● The request: Write the entries out again exactly as they stand, but without the pictures.
══ Given entries ══
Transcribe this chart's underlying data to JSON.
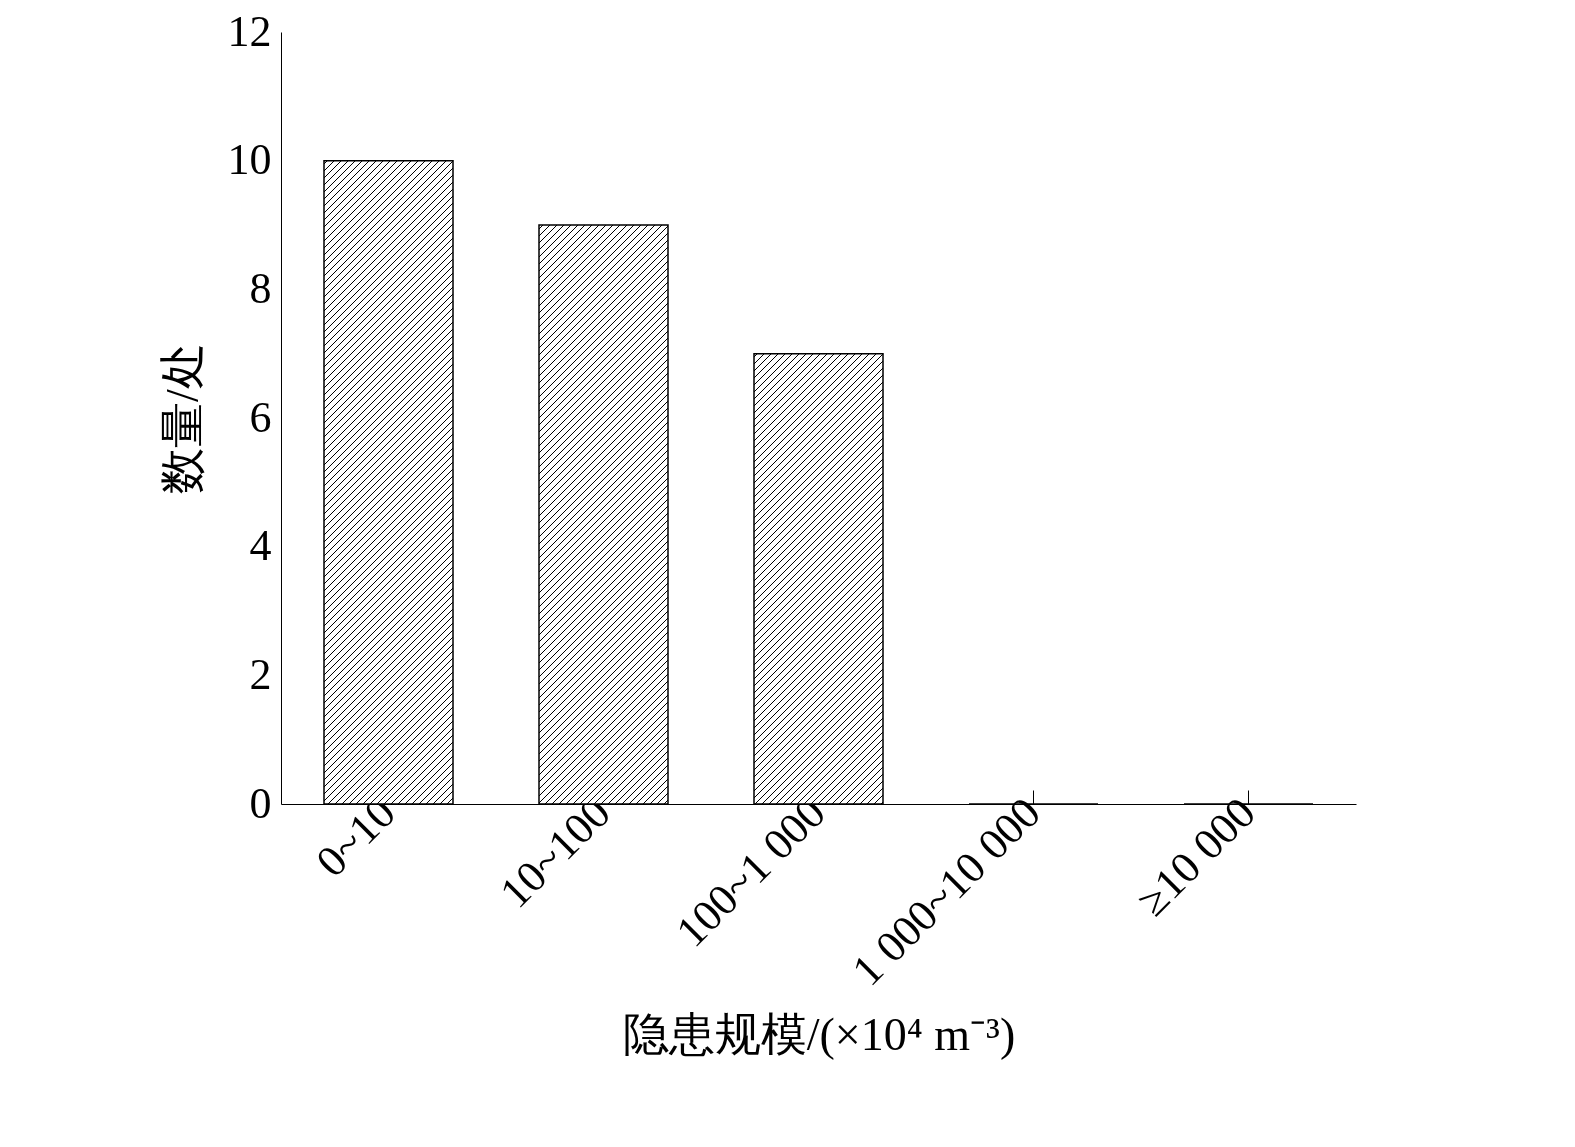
{
  "chart_data": {
    "type": "bar",
    "xlabel": "隐患规模/(×10⁴ m⁻³)",
    "ylabel": "数量/处",
    "categories": [
      "0~10",
      "10~100",
      "100~1 000",
      "1 000~10 000",
      "≥10 000"
    ],
    "values": [
      10,
      9,
      7,
      0,
      0
    ],
    "color": "#000000",
    "ylim": [
      0,
      12
    ],
    "yticks": [
      0,
      2,
      4,
      6,
      8,
      10,
      12
    ],
    "grid": false
  }
}
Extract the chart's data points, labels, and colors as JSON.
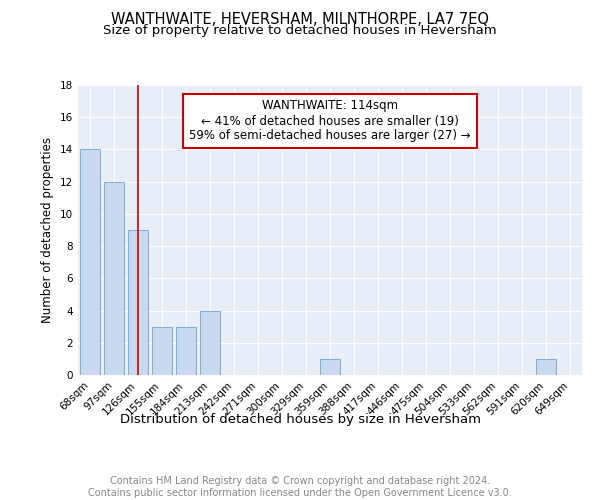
{
  "title": "WANTHWAITE, HEVERSHAM, MILNTHORPE, LA7 7EQ",
  "subtitle": "Size of property relative to detached houses in Heversham",
  "xlabel": "Distribution of detached houses by size in Heversham",
  "ylabel": "Number of detached properties",
  "categories": [
    "68sqm",
    "97sqm",
    "126sqm",
    "155sqm",
    "184sqm",
    "213sqm",
    "242sqm",
    "271sqm",
    "300sqm",
    "329sqm",
    "359sqm",
    "388sqm",
    "417sqm",
    "446sqm",
    "475sqm",
    "504sqm",
    "533sqm",
    "562sqm",
    "591sqm",
    "620sqm",
    "649sqm"
  ],
  "values": [
    14,
    12,
    9,
    3,
    3,
    4,
    0,
    0,
    0,
    0,
    1,
    0,
    0,
    0,
    0,
    0,
    0,
    0,
    0,
    1,
    0
  ],
  "bar_color": "#c9d9f0",
  "bar_edge_color": "#7bafd4",
  "vline_x": 2.0,
  "annotation_text_line1": "WANTHWAITE: 114sqm",
  "annotation_text_line2": "← 41% of detached houses are smaller (19)",
  "annotation_text_line3": "59% of semi-detached houses are larger (27) →",
  "annotation_box_facecolor": "#ffffff",
  "annotation_box_edgecolor": "#cc0000",
  "vline_color": "#cc0000",
  "ylim": [
    0,
    18
  ],
  "yticks": [
    0,
    2,
    4,
    6,
    8,
    10,
    12,
    14,
    16,
    18
  ],
  "plot_bg_color": "#e8eef8",
  "grid_color": "#ffffff",
  "footer_line1": "Contains HM Land Registry data © Crown copyright and database right 2024.",
  "footer_line2": "Contains public sector information licensed under the Open Government Licence v3.0.",
  "title_fontsize": 10.5,
  "subtitle_fontsize": 9.5,
  "xlabel_fontsize": 9.5,
  "ylabel_fontsize": 8.5,
  "tick_fontsize": 7.5,
  "footer_fontsize": 7,
  "annotation_fontsize": 8.5
}
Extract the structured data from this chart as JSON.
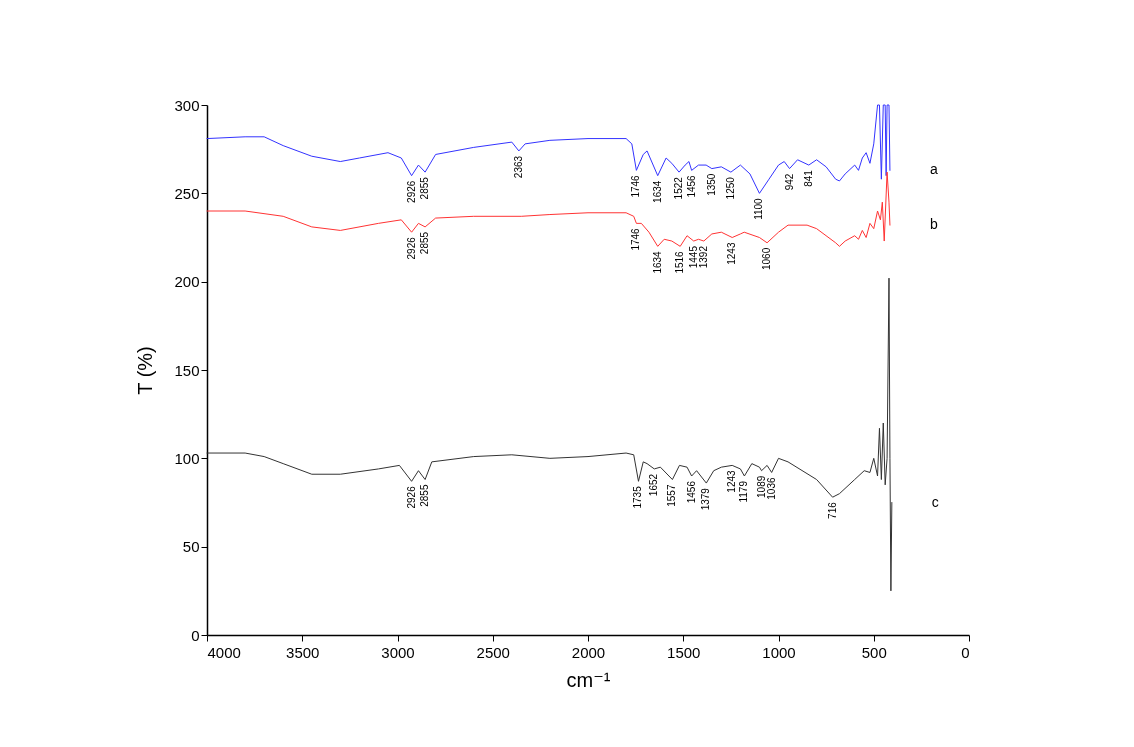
═══
● Correct answer:
Transcribe this chart's underlying data to JSON.
{
  "chart_data": {
    "type": "bar",
    "xlabel": "隐患规模/(×10⁴ m⁻³)",
    "ylabel": "数量/处",
    "categories": [
      "0~10",
      "10~100",
      "100~1 000",
      "1 000~10 000",
      "≥10 000"
    ],
    "values": [
      10,
      9,
      7,
      0,
      0
    ],
    "color": "#000000",
    "ylim": [
      0,
      12
    ],
    "yticks": [
      0,
      2,
      4,
      6,
      8,
      10,
      12
    ],
    "grid": false
  }
}
Extract the chart's data points, labels, and colors as JSON.
{
  "title": "WANTHWAITE, HEVERSHAM, MILNTHORPE, LA7 7EQ",
  "subtitle": "Size of property relative to detached houses in Heversham",
  "xlabel": "Distribution of detached houses by size in Heversham",
  "ylabel": "Number of detached properties",
  "categories": [
    "68sqm",
    "97sqm",
    "126sqm",
    "155sqm",
    "184sqm",
    "213sqm",
    "242sqm",
    "271sqm",
    "300sqm",
    "329sqm",
    "359sqm",
    "388sqm",
    "417sqm",
    "446sqm",
    "475sqm",
    "504sqm",
    "533sqm",
    "562sqm",
    "591sqm",
    "620sqm",
    "649sqm"
  ],
  "values": [
    14,
    12,
    9,
    3,
    3,
    4,
    0,
    0,
    0,
    0,
    1,
    0,
    0,
    0,
    0,
    0,
    0,
    0,
    0,
    1,
    0
  ],
  "bar_color": "#c9d9f0",
  "bar_edge_color": "#7bafd4",
  "vline_x": 2.0,
  "annotation_text_line1": "WANTHWAITE: 114sqm",
  "annotation_text_line2": "← 41% of detached houses are smaller (19)",
  "annotation_text_line3": "59% of semi-detached houses are larger (27) →",
  "annotation_box_facecolor": "#ffffff",
  "annotation_box_edgecolor": "#cc0000",
  "vline_color": "#cc0000",
  "ylim": [
    0,
    18
  ],
  "yticks": [
    0,
    2,
    4,
    6,
    8,
    10,
    12,
    14,
    16,
    18
  ],
  "plot_bg_color": "#e8eef8",
  "grid_color": "#ffffff",
  "footer_line1": "Contains HM Land Registry data © Crown copyright and database right 2024.",
  "footer_line2": "Contains public sector information licensed under the Open Government Licence v3.0.",
  "title_fontsize": 10.5,
  "subtitle_fontsize": 9.5,
  "xlabel_fontsize": 9.5,
  "ylabel_fontsize": 8.5,
  "tick_fontsize": 7.5,
  "footer_fontsize": 7,
  "annotation_fontsize": 8.5
}
Extract the structured data from this chart as JSON.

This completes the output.